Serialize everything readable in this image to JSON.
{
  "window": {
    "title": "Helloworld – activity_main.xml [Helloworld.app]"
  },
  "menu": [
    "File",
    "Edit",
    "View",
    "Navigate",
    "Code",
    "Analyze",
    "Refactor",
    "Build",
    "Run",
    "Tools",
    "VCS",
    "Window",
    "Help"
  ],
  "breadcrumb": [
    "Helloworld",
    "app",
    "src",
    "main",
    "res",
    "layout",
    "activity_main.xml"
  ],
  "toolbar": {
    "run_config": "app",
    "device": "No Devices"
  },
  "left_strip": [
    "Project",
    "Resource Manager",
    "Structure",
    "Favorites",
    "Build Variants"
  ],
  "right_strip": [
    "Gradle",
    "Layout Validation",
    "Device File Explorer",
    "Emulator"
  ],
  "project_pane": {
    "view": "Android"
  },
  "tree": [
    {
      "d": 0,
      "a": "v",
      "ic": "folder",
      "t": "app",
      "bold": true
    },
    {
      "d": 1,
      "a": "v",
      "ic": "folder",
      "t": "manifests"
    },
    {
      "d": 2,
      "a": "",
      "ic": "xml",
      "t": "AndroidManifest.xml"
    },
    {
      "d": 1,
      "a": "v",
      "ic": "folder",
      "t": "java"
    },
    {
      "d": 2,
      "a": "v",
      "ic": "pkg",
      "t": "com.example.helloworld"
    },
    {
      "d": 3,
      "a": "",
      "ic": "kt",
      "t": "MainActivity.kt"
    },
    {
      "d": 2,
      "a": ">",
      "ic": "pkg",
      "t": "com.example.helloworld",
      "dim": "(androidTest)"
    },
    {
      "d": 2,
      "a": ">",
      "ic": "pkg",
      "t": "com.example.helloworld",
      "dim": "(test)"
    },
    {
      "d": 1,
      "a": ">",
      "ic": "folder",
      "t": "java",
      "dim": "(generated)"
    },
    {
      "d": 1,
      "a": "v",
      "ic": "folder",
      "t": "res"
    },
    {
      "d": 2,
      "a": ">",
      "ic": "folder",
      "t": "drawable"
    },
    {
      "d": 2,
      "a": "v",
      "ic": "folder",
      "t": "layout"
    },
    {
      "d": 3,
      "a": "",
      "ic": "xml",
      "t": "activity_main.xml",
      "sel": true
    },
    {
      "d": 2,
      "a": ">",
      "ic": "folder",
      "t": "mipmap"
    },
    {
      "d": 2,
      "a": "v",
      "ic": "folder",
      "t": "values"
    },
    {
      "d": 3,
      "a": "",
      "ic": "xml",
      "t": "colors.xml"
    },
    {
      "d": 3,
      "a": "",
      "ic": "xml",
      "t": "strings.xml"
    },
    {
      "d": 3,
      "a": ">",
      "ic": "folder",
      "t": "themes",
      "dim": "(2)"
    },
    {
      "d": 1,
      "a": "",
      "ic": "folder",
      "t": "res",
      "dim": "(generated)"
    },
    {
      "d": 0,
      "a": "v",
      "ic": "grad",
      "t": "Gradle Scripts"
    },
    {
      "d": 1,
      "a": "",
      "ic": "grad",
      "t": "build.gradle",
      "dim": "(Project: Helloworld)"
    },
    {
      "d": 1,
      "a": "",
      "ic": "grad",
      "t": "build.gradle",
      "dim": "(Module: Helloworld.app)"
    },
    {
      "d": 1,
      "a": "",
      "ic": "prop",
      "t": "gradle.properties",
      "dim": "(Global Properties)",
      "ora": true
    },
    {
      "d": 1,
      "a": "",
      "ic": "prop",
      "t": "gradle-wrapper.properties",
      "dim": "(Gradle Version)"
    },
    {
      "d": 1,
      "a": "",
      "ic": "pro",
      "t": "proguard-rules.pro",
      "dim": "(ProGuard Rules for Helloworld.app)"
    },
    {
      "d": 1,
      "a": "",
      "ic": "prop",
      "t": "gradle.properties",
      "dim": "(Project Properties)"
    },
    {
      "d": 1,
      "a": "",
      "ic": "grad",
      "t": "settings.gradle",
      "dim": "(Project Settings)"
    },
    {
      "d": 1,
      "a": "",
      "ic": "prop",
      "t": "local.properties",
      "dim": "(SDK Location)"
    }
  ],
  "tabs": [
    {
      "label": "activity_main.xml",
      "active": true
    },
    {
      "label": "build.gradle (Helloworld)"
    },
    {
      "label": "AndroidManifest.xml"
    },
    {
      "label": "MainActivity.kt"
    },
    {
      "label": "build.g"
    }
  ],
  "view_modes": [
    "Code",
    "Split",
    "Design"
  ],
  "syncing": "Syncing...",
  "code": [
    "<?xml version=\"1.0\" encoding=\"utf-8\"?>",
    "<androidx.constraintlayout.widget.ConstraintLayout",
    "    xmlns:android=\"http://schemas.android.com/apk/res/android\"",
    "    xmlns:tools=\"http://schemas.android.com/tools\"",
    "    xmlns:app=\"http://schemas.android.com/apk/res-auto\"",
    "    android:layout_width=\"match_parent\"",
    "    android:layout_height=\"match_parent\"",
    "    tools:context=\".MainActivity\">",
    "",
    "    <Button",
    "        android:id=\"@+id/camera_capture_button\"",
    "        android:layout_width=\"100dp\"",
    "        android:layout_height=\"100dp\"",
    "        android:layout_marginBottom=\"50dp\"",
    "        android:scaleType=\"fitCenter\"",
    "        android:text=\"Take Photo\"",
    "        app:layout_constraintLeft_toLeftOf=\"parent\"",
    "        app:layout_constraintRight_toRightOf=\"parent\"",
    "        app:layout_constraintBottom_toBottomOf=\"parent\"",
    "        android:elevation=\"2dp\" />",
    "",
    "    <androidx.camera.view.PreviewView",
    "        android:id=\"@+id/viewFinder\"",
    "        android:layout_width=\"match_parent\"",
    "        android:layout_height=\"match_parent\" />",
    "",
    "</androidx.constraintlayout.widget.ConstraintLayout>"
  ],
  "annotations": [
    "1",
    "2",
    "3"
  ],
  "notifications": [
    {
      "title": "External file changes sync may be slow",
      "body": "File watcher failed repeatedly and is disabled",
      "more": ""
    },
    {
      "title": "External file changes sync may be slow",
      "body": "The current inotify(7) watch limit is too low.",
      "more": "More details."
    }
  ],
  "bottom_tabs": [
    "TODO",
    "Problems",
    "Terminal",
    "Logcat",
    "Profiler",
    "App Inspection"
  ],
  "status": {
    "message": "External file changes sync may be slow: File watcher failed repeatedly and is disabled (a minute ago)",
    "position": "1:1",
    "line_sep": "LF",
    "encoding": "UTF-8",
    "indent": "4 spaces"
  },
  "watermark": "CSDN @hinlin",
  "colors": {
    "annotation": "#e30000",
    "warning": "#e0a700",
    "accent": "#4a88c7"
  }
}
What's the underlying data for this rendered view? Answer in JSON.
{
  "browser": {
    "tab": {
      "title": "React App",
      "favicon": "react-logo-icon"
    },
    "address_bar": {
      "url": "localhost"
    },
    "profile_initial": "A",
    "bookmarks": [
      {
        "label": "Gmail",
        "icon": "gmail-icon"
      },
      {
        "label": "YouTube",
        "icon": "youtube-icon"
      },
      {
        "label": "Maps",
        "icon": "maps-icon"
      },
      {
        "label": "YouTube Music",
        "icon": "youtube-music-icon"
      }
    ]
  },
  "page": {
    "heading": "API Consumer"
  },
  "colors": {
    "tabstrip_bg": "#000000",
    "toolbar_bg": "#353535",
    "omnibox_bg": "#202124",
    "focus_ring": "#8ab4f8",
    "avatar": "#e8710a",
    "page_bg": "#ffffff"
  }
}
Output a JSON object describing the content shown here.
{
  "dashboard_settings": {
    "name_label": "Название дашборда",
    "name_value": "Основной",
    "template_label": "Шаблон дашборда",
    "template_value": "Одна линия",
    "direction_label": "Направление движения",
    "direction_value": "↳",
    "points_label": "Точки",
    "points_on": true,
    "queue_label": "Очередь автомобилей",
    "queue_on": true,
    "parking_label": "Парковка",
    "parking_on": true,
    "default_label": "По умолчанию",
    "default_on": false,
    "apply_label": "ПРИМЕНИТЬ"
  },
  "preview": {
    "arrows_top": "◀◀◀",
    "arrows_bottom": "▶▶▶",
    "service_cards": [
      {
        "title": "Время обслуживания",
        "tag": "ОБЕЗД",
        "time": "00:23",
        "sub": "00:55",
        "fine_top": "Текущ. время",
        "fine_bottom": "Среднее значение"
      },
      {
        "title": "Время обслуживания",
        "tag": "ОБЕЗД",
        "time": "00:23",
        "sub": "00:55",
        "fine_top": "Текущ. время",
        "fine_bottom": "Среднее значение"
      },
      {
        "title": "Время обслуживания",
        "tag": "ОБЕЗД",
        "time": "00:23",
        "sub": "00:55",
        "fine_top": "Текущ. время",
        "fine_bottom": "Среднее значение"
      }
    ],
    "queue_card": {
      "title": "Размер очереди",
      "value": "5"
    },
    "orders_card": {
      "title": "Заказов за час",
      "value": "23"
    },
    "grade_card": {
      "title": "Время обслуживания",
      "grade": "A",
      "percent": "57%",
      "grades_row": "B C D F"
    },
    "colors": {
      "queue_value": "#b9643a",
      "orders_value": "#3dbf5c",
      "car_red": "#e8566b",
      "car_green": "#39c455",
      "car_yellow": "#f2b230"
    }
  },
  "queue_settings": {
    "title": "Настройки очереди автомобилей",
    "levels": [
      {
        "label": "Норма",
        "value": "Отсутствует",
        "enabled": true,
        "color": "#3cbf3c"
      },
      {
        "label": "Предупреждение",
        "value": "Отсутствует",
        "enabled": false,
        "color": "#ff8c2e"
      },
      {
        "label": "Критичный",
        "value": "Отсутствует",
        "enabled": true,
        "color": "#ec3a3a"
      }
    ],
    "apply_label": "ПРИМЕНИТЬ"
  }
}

------------------------------------

__Exercise__
Give only the number of lines in the data that include the string "автомобилей".

__Problem solution__
2